**BRIEF:**
Records follow. Pull out every line that contains "value".

##########

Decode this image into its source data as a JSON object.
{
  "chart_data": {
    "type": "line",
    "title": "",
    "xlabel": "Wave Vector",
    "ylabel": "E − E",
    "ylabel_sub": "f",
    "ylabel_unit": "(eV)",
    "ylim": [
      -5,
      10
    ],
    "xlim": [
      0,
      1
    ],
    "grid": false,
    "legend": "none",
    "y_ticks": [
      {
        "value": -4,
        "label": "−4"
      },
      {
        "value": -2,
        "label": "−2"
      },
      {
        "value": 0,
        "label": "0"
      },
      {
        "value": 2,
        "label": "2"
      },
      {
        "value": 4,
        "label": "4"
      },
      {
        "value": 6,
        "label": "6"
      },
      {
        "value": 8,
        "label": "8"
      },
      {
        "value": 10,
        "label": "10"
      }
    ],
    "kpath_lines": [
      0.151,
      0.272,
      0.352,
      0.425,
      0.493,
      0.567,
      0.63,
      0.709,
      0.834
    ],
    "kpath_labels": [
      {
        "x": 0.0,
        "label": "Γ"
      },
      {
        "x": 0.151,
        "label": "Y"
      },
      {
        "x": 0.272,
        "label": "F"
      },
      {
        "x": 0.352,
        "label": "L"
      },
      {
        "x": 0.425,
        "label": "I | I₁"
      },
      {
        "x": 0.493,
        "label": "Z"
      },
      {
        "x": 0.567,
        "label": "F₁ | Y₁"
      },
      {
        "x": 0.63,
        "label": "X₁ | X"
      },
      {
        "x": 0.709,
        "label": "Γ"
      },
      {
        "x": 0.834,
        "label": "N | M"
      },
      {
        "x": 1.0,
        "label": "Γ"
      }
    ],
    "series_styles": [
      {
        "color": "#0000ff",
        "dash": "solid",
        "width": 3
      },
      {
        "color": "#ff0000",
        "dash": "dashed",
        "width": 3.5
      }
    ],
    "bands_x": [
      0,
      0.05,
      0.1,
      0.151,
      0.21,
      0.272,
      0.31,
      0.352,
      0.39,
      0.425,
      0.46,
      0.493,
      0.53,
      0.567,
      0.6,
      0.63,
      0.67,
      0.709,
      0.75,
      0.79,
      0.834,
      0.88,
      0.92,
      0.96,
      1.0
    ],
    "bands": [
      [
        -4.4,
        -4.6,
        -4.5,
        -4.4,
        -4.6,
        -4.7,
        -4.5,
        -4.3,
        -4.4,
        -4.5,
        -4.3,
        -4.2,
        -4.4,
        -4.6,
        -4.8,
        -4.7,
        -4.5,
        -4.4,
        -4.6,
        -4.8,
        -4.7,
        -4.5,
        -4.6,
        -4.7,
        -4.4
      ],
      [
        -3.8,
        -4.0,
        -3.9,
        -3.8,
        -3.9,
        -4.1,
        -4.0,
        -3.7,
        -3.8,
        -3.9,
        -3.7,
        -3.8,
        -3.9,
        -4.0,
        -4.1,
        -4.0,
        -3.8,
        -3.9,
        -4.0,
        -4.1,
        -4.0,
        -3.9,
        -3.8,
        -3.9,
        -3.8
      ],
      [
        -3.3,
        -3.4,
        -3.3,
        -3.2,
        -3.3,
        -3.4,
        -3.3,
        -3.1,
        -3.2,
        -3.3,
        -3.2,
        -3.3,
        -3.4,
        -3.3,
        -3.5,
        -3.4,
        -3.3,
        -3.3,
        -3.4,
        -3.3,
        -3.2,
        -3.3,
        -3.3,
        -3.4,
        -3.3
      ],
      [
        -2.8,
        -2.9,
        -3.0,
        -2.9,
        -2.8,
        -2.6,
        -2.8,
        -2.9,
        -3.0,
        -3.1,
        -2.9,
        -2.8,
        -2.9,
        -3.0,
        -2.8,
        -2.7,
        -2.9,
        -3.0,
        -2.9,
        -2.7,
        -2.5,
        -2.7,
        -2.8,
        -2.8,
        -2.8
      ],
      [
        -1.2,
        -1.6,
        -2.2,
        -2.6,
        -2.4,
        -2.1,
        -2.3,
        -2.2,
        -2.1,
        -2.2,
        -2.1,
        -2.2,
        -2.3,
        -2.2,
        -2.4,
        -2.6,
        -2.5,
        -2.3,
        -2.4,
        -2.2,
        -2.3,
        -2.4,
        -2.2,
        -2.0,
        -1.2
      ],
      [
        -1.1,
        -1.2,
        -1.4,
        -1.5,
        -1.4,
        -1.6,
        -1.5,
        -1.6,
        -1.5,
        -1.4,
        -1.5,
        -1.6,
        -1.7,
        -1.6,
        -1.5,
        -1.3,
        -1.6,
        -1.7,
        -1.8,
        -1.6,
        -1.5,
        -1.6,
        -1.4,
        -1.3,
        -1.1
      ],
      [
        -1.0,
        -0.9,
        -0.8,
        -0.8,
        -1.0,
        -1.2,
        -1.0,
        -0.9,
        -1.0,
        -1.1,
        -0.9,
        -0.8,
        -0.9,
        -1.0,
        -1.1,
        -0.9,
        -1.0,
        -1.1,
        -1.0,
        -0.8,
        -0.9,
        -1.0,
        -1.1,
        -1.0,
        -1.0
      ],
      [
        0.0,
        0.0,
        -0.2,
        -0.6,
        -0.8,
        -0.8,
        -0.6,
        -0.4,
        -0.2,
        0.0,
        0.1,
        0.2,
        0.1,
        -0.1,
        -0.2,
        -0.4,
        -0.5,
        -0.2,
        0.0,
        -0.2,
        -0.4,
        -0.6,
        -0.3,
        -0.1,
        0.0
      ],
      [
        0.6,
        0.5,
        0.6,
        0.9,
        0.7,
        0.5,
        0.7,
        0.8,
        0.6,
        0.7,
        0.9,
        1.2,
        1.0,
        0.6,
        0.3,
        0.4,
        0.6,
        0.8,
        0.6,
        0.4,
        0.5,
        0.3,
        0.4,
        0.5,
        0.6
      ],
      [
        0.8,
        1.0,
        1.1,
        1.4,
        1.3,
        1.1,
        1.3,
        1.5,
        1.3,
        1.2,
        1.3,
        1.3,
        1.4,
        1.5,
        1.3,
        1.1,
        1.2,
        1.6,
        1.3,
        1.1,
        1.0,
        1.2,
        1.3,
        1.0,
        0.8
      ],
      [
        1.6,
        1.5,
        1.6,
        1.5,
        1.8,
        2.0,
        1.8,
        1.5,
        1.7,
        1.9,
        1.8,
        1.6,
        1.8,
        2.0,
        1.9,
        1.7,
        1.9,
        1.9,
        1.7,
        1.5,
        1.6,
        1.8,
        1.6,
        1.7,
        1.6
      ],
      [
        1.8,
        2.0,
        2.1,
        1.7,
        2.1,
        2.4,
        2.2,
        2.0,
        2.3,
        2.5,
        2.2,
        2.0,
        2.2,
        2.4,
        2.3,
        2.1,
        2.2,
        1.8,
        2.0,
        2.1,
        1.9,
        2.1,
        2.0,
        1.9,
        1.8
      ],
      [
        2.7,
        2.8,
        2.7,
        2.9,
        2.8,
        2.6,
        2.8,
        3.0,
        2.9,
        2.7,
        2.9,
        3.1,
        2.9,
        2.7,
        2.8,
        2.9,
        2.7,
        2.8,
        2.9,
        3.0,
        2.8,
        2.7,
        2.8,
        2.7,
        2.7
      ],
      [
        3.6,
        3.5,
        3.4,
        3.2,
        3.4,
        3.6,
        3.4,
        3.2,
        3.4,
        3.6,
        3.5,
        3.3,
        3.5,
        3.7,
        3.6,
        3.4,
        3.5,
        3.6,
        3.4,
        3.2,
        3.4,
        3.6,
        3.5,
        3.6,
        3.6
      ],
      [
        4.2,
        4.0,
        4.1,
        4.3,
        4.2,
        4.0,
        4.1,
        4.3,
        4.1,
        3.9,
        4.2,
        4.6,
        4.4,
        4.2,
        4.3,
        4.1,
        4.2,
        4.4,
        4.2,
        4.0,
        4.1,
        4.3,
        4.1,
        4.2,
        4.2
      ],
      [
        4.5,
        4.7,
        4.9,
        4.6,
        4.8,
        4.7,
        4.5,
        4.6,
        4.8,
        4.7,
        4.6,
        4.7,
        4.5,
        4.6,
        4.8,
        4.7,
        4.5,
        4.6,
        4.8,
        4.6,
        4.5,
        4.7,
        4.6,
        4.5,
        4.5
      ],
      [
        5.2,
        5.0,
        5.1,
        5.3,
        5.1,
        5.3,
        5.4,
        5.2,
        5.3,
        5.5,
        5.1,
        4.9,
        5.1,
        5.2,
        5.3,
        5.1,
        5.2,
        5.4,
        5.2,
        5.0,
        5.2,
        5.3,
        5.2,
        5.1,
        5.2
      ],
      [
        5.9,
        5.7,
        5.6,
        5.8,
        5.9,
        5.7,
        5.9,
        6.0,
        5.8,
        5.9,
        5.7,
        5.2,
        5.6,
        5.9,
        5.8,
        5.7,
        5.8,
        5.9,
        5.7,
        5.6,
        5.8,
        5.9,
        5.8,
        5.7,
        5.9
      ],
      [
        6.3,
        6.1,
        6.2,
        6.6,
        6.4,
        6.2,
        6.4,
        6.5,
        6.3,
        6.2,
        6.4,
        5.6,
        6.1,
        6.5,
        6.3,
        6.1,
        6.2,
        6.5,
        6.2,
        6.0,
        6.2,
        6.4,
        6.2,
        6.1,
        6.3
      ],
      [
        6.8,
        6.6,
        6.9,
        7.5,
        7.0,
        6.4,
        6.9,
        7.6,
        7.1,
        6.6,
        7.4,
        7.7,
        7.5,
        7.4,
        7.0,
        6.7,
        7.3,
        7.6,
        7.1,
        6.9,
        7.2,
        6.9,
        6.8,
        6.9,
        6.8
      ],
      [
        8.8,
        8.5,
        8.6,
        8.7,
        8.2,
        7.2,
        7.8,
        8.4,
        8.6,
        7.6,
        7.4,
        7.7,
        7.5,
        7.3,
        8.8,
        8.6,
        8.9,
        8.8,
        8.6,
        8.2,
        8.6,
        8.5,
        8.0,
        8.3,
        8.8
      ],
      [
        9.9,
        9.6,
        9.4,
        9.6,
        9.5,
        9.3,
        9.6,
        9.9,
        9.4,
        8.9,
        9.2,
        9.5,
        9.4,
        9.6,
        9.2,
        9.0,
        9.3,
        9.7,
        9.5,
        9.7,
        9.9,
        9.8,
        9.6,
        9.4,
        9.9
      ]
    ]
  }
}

##########

**ANSWER IN FULL:**
        "value": -4,
        "value": -2,
        "value": 0,
        "value": 2,
        "value": 4,
        "value": 6,
        "value": 8,
        "value": 10,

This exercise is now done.